[데이터셋 항목]
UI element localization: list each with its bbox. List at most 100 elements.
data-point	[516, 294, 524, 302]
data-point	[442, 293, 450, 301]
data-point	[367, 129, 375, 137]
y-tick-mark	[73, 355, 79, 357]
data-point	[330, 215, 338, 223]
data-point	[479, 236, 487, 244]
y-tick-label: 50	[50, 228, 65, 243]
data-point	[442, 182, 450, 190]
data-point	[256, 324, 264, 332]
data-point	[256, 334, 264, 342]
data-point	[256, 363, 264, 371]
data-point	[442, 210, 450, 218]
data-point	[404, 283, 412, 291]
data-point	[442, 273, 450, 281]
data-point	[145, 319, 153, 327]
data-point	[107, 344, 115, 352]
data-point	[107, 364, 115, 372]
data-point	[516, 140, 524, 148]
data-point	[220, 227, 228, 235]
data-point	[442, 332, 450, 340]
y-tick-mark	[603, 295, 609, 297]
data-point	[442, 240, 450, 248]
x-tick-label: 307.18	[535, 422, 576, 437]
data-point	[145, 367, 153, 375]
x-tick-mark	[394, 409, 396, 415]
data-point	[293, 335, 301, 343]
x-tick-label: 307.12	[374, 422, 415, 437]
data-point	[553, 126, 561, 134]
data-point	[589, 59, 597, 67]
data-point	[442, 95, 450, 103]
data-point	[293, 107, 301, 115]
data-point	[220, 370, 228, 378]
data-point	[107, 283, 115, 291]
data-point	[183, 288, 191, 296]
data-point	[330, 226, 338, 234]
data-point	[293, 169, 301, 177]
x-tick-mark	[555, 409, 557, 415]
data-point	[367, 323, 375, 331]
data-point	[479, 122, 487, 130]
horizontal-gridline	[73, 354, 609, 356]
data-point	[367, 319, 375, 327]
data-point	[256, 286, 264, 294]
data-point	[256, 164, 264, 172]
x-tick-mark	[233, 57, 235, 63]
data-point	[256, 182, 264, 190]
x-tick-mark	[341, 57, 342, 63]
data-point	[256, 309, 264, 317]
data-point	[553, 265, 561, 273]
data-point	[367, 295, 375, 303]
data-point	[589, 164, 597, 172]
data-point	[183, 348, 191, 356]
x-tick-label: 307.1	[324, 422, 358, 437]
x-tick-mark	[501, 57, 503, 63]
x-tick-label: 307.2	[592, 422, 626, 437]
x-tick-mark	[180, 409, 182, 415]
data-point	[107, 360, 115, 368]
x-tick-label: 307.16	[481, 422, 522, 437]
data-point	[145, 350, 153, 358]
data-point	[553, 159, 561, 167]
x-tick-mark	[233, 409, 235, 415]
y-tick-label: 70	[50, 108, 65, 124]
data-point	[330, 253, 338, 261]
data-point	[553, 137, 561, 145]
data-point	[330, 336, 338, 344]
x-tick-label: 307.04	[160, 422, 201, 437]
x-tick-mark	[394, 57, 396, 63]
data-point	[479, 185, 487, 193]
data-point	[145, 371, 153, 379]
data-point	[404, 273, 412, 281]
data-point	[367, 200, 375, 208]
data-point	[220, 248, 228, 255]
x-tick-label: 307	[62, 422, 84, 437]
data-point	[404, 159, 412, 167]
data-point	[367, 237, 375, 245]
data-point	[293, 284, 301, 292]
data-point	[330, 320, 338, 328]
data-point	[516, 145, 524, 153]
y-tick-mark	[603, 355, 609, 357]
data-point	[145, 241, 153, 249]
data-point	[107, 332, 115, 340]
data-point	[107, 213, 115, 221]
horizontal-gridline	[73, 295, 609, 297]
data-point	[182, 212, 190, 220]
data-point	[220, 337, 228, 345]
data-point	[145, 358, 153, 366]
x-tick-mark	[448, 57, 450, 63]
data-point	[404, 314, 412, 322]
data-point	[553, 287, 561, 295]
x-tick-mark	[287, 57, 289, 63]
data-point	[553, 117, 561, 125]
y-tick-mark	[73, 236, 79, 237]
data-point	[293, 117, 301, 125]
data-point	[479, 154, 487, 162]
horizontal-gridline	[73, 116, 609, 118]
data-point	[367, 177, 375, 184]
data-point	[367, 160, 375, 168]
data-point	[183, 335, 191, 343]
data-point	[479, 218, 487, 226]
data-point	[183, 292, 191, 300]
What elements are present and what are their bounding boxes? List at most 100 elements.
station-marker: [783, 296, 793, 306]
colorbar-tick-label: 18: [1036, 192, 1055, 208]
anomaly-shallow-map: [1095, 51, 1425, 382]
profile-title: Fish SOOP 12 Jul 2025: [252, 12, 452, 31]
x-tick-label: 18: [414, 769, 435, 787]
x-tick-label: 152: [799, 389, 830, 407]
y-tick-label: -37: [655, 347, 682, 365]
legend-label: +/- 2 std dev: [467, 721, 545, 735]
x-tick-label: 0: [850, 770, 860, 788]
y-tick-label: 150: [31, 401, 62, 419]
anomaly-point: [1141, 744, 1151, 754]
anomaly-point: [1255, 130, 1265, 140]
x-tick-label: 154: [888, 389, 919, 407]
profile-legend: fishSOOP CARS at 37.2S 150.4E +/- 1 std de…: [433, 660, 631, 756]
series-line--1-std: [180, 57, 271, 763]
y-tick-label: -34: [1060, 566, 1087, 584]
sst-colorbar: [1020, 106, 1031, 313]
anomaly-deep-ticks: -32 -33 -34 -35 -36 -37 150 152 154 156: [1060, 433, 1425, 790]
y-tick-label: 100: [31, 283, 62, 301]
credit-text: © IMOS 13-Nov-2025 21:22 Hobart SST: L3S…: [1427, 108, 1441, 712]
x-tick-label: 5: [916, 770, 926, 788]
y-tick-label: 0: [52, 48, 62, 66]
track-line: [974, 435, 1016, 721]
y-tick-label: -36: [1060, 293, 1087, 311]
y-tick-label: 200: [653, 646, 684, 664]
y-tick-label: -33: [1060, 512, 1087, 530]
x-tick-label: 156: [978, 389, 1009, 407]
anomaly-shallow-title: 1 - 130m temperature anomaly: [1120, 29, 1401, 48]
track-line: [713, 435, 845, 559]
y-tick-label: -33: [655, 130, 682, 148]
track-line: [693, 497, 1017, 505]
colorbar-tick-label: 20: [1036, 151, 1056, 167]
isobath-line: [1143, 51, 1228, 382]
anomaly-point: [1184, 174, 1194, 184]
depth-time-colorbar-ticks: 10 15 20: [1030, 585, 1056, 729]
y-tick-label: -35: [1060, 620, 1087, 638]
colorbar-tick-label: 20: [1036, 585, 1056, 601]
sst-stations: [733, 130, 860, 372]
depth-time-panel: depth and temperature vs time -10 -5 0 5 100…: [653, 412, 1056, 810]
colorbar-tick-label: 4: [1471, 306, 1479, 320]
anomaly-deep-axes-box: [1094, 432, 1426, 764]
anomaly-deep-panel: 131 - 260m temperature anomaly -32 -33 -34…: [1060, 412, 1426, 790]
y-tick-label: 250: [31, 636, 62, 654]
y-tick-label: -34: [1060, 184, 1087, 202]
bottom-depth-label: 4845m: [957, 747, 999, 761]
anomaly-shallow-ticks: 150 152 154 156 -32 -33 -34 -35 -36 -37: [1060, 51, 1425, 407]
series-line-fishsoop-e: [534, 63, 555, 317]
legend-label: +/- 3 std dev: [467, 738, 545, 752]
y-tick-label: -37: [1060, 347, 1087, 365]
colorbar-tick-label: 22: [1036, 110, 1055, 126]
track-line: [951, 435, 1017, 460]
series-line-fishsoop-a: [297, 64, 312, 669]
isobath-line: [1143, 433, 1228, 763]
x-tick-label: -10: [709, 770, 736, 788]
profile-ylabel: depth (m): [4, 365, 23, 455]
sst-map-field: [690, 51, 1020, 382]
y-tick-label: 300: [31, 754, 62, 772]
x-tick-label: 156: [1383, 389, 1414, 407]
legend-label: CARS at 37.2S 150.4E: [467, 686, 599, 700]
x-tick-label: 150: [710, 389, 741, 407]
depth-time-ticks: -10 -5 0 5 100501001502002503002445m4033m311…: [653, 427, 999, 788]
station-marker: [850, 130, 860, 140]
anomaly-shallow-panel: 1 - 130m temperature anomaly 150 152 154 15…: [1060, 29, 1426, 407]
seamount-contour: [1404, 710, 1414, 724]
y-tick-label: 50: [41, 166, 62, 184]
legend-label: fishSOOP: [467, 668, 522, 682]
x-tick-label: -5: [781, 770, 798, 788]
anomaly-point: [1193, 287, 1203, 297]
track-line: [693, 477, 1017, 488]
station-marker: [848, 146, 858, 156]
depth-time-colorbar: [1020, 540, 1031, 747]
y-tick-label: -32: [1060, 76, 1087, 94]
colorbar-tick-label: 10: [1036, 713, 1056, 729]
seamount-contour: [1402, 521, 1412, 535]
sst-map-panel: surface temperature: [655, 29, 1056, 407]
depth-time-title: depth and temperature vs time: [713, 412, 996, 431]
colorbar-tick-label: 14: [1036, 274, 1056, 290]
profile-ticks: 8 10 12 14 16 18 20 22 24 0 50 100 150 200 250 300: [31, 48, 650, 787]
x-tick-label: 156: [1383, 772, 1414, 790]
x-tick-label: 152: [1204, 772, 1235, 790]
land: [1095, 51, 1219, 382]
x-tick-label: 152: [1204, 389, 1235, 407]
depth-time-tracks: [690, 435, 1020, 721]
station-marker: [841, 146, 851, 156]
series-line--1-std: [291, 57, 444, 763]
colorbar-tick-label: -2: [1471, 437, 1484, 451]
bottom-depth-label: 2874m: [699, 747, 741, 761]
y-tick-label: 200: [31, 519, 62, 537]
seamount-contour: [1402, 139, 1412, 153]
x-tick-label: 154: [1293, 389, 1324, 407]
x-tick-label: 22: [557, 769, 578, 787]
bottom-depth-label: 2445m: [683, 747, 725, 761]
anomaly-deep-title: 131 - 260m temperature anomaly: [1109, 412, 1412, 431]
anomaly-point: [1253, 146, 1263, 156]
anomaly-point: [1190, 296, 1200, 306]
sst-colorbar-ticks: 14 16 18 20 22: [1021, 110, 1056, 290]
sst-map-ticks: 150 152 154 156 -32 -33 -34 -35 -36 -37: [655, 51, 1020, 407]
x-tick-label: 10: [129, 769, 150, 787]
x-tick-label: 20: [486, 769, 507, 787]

_작업 지시_
항목 맨 처음부터 "319, 153, 327]" 값이 들어 있는 줄까지(양 끝 포함) 다시 적되, "y-tick-mark" 부분만 "y-axis-tick" 표기로 바꾸고 나머지는 그대로 둘 수 있나요?

_작업 결과_
UI element localization: list each with its bbox. List at most 100 elements.
data-point	[516, 294, 524, 302]
data-point	[442, 293, 450, 301]
data-point	[367, 129, 375, 137]
y-axis-tick	[73, 355, 79, 357]
data-point	[330, 215, 338, 223]
data-point	[479, 236, 487, 244]
y-tick-label: 50	[50, 228, 65, 243]
data-point	[442, 182, 450, 190]
data-point	[256, 324, 264, 332]
data-point	[256, 334, 264, 342]
data-point	[256, 363, 264, 371]
data-point	[442, 210, 450, 218]
data-point	[404, 283, 412, 291]
data-point	[442, 273, 450, 281]
data-point	[145, 319, 153, 327]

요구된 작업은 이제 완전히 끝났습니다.